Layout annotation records

+++++

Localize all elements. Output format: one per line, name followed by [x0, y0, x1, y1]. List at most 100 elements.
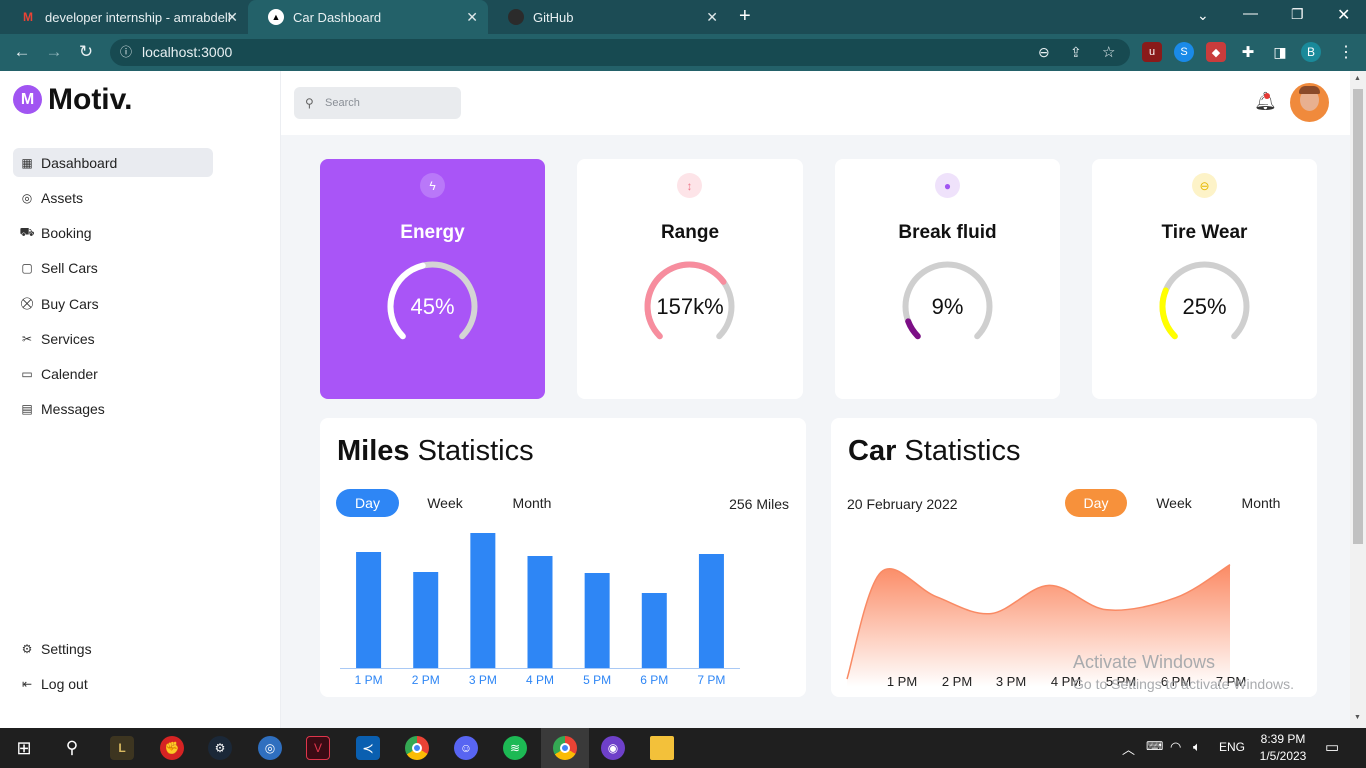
- tab-title: Car Dashboard: [293, 9, 382, 25]
- reload-button[interactable]: ↻: [78, 42, 94, 61]
- car-icon: ⛟: [19, 224, 35, 239]
- sidebar-item-booking[interactable]: ⛟ Booking: [13, 218, 213, 247]
- logout-icon: ⇤: [21, 676, 33, 691]
- browser-toolbar: ← → ↻ ⓘ localhost:3000 ⊖ ⇪ ☆ u S ◆ ✚ ◨ B…: [0, 34, 1366, 71]
- arrows-icon: ↕: [677, 173, 702, 198]
- profile-avatar[interactable]: B: [1301, 42, 1321, 62]
- clock-date[interactable]: 1/5/2023: [1259, 749, 1307, 763]
- search-input[interactable]: ⚲ Search: [294, 87, 461, 119]
- bar: [470, 533, 496, 668]
- chevron-up-icon[interactable]: ︿: [1122, 742, 1136, 757]
- close-icon[interactable]: ✕: [226, 9, 238, 25]
- chrome-profile-icon[interactable]: [553, 736, 577, 760]
- volume-icon[interactable]: 🔈︎: [1193, 739, 1201, 754]
- menu-icon[interactable]: ⋮: [1338, 44, 1354, 61]
- gauge-fill: [387, 262, 426, 340]
- zoom-icon[interactable]: ⊖: [1038, 44, 1050, 60]
- stat-card-energy[interactable]: ϟ Energy 45%: [320, 159, 545, 399]
- tab-month[interactable]: Month: [1241, 495, 1281, 511]
- sidepanel-icon[interactable]: ◨: [1273, 43, 1287, 60]
- x-tick-label: 5 PM: [1106, 674, 1136, 689]
- puzzle-icon[interactable]: ✚: [1241, 44, 1255, 61]
- search-icon: ⚲: [305, 96, 314, 110]
- address-bar[interactable]: ⓘ localhost:3000 ⊖ ⇪ ☆: [110, 39, 1130, 66]
- user-avatar[interactable]: [1290, 83, 1329, 122]
- sidebar-item-logout[interactable]: ⇤ Log out: [13, 669, 213, 698]
- scroll-thumb[interactable]: [1353, 89, 1363, 544]
- sidebar-item-assets[interactable]: ◎ Assets: [13, 183, 213, 212]
- valorant-icon[interactable]: V: [306, 736, 330, 760]
- app-icon[interactable]: ◎: [258, 736, 282, 760]
- bookmark-star-icon[interactable]: ☆: [1102, 44, 1116, 61]
- restore-button[interactable]: ❐: [1291, 6, 1304, 22]
- share-icon[interactable]: ⇪: [1070, 44, 1082, 60]
- bar: [641, 593, 667, 668]
- close-window-button[interactable]: ✕: [1337, 7, 1351, 24]
- chrome-icon[interactable]: [405, 736, 429, 760]
- steam-icon[interactable]: ⚙: [208, 736, 232, 760]
- spotify-icon[interactable]: ≋: [503, 736, 527, 760]
- ublock-icon[interactable]: u: [1142, 42, 1162, 62]
- tab-week[interactable]: Week: [427, 495, 463, 511]
- sidebar-item-calender[interactable]: ▭ Calender: [13, 359, 213, 388]
- vscode-icon[interactable]: ≺: [356, 736, 380, 760]
- scroll-down-icon[interactable]: ▼: [1354, 714, 1361, 721]
- close-icon[interactable]: ✕: [466, 9, 478, 25]
- back-button[interactable]: ←: [13, 42, 31, 61]
- league-icon[interactable]: L: [110, 736, 134, 760]
- tab-gmail[interactable]: M developer internship - amrabdell ✕: [0, 0, 248, 34]
- minimize-button[interactable]: —: [1243, 5, 1258, 22]
- tab-week[interactable]: Week: [1156, 495, 1192, 511]
- vercel-icon: ▲: [268, 9, 284, 25]
- grid-icon: ▦: [21, 155, 33, 170]
- x-tick-label: 2 PM: [942, 674, 972, 689]
- extension-icon[interactable]: S: [1174, 42, 1194, 62]
- file-explorer-icon[interactable]: [650, 736, 674, 760]
- sidebar-item-sell-cars[interactable]: ▢ Sell Cars: [13, 253, 213, 282]
- assets-icon: ◎: [21, 190, 33, 205]
- notifications-icon[interactable]: ▭: [1325, 739, 1340, 756]
- tab-search-icon[interactable]: ⌄: [1197, 7, 1209, 23]
- stat-card-break-fluid[interactable]: ● Break fluid 9%: [835, 159, 1060, 399]
- stat-card-range[interactable]: ↕ Range 157k%: [577, 159, 803, 399]
- stat-card-tire-wear[interactable]: ⊖ Tire Wear 25%: [1092, 159, 1317, 399]
- discord-icon[interactable]: ☺: [454, 736, 478, 760]
- sidebar-item-label: Settings: [41, 640, 92, 657]
- stat-gauge: [387, 261, 478, 340]
- new-tab-button[interactable]: +: [739, 5, 751, 27]
- clock-time[interactable]: 8:39 PM: [1260, 732, 1306, 746]
- forward-button[interactable]: →: [45, 42, 63, 61]
- gauge-fill: [905, 318, 921, 340]
- logo-mark: M: [13, 85, 42, 114]
- sidebar-item-messages[interactable]: ▤ Messages: [13, 394, 213, 423]
- tab-car-dashboard[interactable]: ▲ Car Dashboard ✕: [248, 0, 488, 34]
- language-indicator[interactable]: ENG: [1219, 740, 1246, 754]
- bag-icon: ▢: [21, 260, 33, 275]
- extension-icon[interactable]: ◆: [1206, 42, 1226, 62]
- tab-month[interactable]: Month: [512, 495, 552, 511]
- sidebar-item-dashboard[interactable]: ▦ Dasahboard: [13, 148, 213, 177]
- title-rest: Statistics: [896, 435, 1021, 467]
- notification-dot: [1264, 93, 1270, 99]
- close-icon[interactable]: ✕: [706, 9, 718, 25]
- page-scrollbar[interactable]: ▲ ▼: [1350, 71, 1366, 728]
- windows-taskbar: ⊞ ⚲ L ✊ ⚙ ◎ V ≺ ☺ ≋ ◉ ︿ ⌨ ◠ 🔈︎ ENG 8:39 …: [0, 728, 1366, 768]
- sidebar-item-services[interactable]: ✂ Services: [13, 324, 213, 353]
- github-desktop-icon[interactable]: ◉: [601, 736, 625, 760]
- sidebar-item-settings[interactable]: ⚙ Settings: [13, 634, 213, 663]
- stat-title: Tire Wear: [1161, 222, 1248, 243]
- riot-icon[interactable]: ✊: [160, 736, 184, 760]
- tab-day[interactable]: Day: [336, 489, 399, 517]
- windows-start-icon[interactable]: ⊞: [16, 737, 32, 758]
- bell-icon[interactable]: 🔔︎: [1254, 91, 1277, 111]
- tab-day[interactable]: Day: [1065, 489, 1127, 517]
- stat-gauge: [1159, 261, 1250, 340]
- card-title: Miles Statistics: [337, 435, 534, 468]
- sidebar-item-buy-cars[interactable]: ⛒ Buy Cars: [13, 289, 213, 318]
- search-icon[interactable]: ⚲: [65, 738, 79, 757]
- wifi-icon[interactable]: ◠: [1170, 739, 1182, 754]
- tab-github[interactable]: GitHub ✕: [488, 0, 728, 34]
- network-icon[interactable]: ⌨: [1146, 739, 1164, 753]
- sidebar-item-label: Buy Cars: [41, 295, 99, 312]
- scroll-up-icon[interactable]: ▲: [1354, 75, 1361, 82]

+++++

**Instructions for the task**
Rewrite the records with every instance of "Tire Wear" replaced by "Tread Wear" and all other text unchanged. Leave the pictures out of your answer.

**Answer in full**
Localize all elements. Output format: one per line, name followed by [x0, y0, x1, y1]. List at most 100 elements.
- tab-title: Car Dashboard: [293, 9, 382, 25]
- reload-button[interactable]: ↻: [78, 42, 94, 61]
- car-icon: ⛟: [19, 224, 35, 239]
- sidebar-item-booking[interactable]: ⛟ Booking: [13, 218, 213, 247]
- logout-icon: ⇤: [21, 676, 33, 691]
- browser-toolbar: ← → ↻ ⓘ localhost:3000 ⊖ ⇪ ☆ u S ◆ ✚ ◨ B…: [0, 34, 1366, 71]
- arrows-icon: ↕: [677, 173, 702, 198]
- profile-avatar[interactable]: B: [1301, 42, 1321, 62]
- clock-date[interactable]: 1/5/2023: [1259, 749, 1307, 763]
- search-input[interactable]: ⚲ Search: [294, 87, 461, 119]
- bar: [470, 533, 496, 668]
- chevron-up-icon[interactable]: ︿: [1122, 742, 1136, 757]
- close-icon[interactable]: ✕: [226, 9, 238, 25]
- chrome-profile-icon[interactable]: [553, 736, 577, 760]
- volume-icon[interactable]: 🔈︎: [1193, 739, 1201, 754]
- menu-icon[interactable]: ⋮: [1338, 44, 1354, 61]
- gauge-fill: [387, 262, 426, 340]
- zoom-icon[interactable]: ⊖: [1038, 44, 1050, 60]
- stat-card-energy[interactable]: ϟ Energy 45%: [320, 159, 545, 399]
- tab-month[interactable]: Month: [1241, 495, 1281, 511]
- sidepanel-icon[interactable]: ◨: [1273, 43, 1287, 60]
- x-tick-label: 5 PM: [1106, 674, 1136, 689]
- puzzle-icon[interactable]: ✚: [1241, 44, 1255, 61]
- search-icon: ⚲: [305, 96, 314, 110]
- address-bar[interactable]: ⓘ localhost:3000 ⊖ ⇪ ☆: [110, 39, 1130, 66]
- user-avatar[interactable]: [1290, 83, 1329, 122]
- sidebar-item-logout[interactable]: ⇤ Log out: [13, 669, 213, 698]
- scroll-thumb[interactable]: [1353, 89, 1363, 544]
- sidebar-item-assets[interactable]: ◎ Assets: [13, 183, 213, 212]
- valorant-icon[interactable]: V: [306, 736, 330, 760]
- app-icon[interactable]: ◎: [258, 736, 282, 760]
- bookmark-star-icon[interactable]: ☆: [1102, 44, 1116, 61]
- restore-button[interactable]: ❐: [1291, 6, 1304, 22]
- share-icon[interactable]: ⇪: [1070, 44, 1082, 60]
- bar: [641, 593, 667, 668]
- close-window-button[interactable]: ✕: [1337, 7, 1351, 24]
- chrome-icon[interactable]: [405, 736, 429, 760]
- steam-icon[interactable]: ⚙: [208, 736, 232, 760]
- spotify-icon[interactable]: ≋: [503, 736, 527, 760]
- ublock-icon[interactable]: u: [1142, 42, 1162, 62]
- tab-week[interactable]: Week: [427, 495, 463, 511]
- sidebar-item-calender[interactable]: ▭ Calender: [13, 359, 213, 388]
- vscode-icon[interactable]: ≺: [356, 736, 380, 760]
- scroll-down-icon[interactable]: ▼: [1354, 714, 1361, 721]
- close-icon[interactable]: ✕: [466, 9, 478, 25]
- back-button[interactable]: ←: [13, 42, 31, 61]
- league-icon[interactable]: L: [110, 736, 134, 760]
- tab-gmail[interactable]: M developer internship - amrabdell ✕: [0, 0, 248, 34]
- minimize-button[interactable]: —: [1243, 5, 1258, 22]
- tab-week[interactable]: Week: [1156, 495, 1192, 511]
- vercel-icon: ▲: [268, 9, 284, 25]
- grid-icon: ▦: [21, 155, 33, 170]
- x-tick-label: 2 PM: [942, 674, 972, 689]
- extension-icon[interactable]: S: [1174, 42, 1194, 62]
- file-explorer-icon[interactable]: [650, 736, 674, 760]
- sidebar-item-sell-cars[interactable]: ▢ Sell Cars: [13, 253, 213, 282]
- assets-icon: ◎: [21, 190, 33, 205]
- notifications-icon[interactable]: ▭: [1325, 739, 1340, 756]
- tab-search-icon[interactable]: ⌄: [1197, 7, 1209, 23]
- stat-card-break-fluid[interactable]: ● Break fluid 9%: [835, 159, 1060, 399]
- stat-card-range[interactable]: ↕ Range 157k%: [577, 159, 803, 399]
- stat-card-tire-wear[interactable]: ⊖ Tread Wear 25%: [1092, 159, 1317, 399]
- discord-icon[interactable]: ☺: [454, 736, 478, 760]
- sidebar-item-label: Settings: [41, 640, 92, 657]
- stat-gauge: [387, 261, 478, 340]
- new-tab-button[interactable]: +: [739, 5, 751, 27]
- clock-time[interactable]: 8:39 PM: [1260, 732, 1306, 746]
- forward-button[interactable]: →: [45, 42, 63, 61]
- gauge-fill: [905, 318, 921, 340]
- logo-mark: M: [13, 85, 42, 114]
- sidebar-item-messages[interactable]: ▤ Messages: [13, 394, 213, 423]
- tab-car-dashboard[interactable]: ▲ Car Dashboard ✕: [248, 0, 488, 34]
- language-indicator[interactable]: ENG: [1219, 740, 1246, 754]
- bag-icon: ▢: [21, 260, 33, 275]
- extension-icon[interactable]: ◆: [1206, 42, 1226, 62]
- tab-month[interactable]: Month: [512, 495, 552, 511]
- sidebar-item-dashboard[interactable]: ▦ Dasahboard: [13, 148, 213, 177]
- title-rest: Statistics: [896, 435, 1021, 467]
- notification-dot: [1264, 93, 1270, 99]
- close-icon[interactable]: ✕: [706, 9, 718, 25]
- page-scrollbar[interactable]: ▲ ▼: [1350, 71, 1366, 728]
- windows-taskbar: ⊞ ⚲ L ✊ ⚙ ◎ V ≺ ☺ ≋ ◉ ︿ ⌨ ◠ 🔈︎ ENG 8:39 …: [0, 728, 1366, 768]
- sidebar-item-services[interactable]: ✂ Services: [13, 324, 213, 353]
- github-desktop-icon[interactable]: ◉: [601, 736, 625, 760]
- sidebar-item-settings[interactable]: ⚙ Settings: [13, 634, 213, 663]
- stat-title: Tread Wear: [1161, 222, 1248, 243]
- riot-icon[interactable]: ✊: [160, 736, 184, 760]
- tab-day[interactable]: Day: [336, 489, 399, 517]
- windows-start-icon[interactable]: ⊞: [16, 737, 32, 758]
- bell-icon[interactable]: 🔔︎: [1254, 91, 1277, 111]
- tab-day[interactable]: Day: [1065, 489, 1127, 517]
- stat-gauge: [1159, 261, 1250, 340]
- card-title: Miles Statistics: [337, 435, 534, 468]
- sidebar-item-buy-cars[interactable]: ⛒ Buy Cars: [13, 289, 213, 318]
- search-icon[interactable]: ⚲: [65, 738, 79, 757]
- wifi-icon[interactable]: ◠: [1170, 739, 1182, 754]
- tab-github[interactable]: GitHub ✕: [488, 0, 728, 34]
- network-icon[interactable]: ⌨: [1146, 739, 1164, 753]
- sidebar-item-label: Buy Cars: [41, 295, 99, 312]
- scroll-up-icon[interactable]: ▲: [1354, 75, 1361, 82]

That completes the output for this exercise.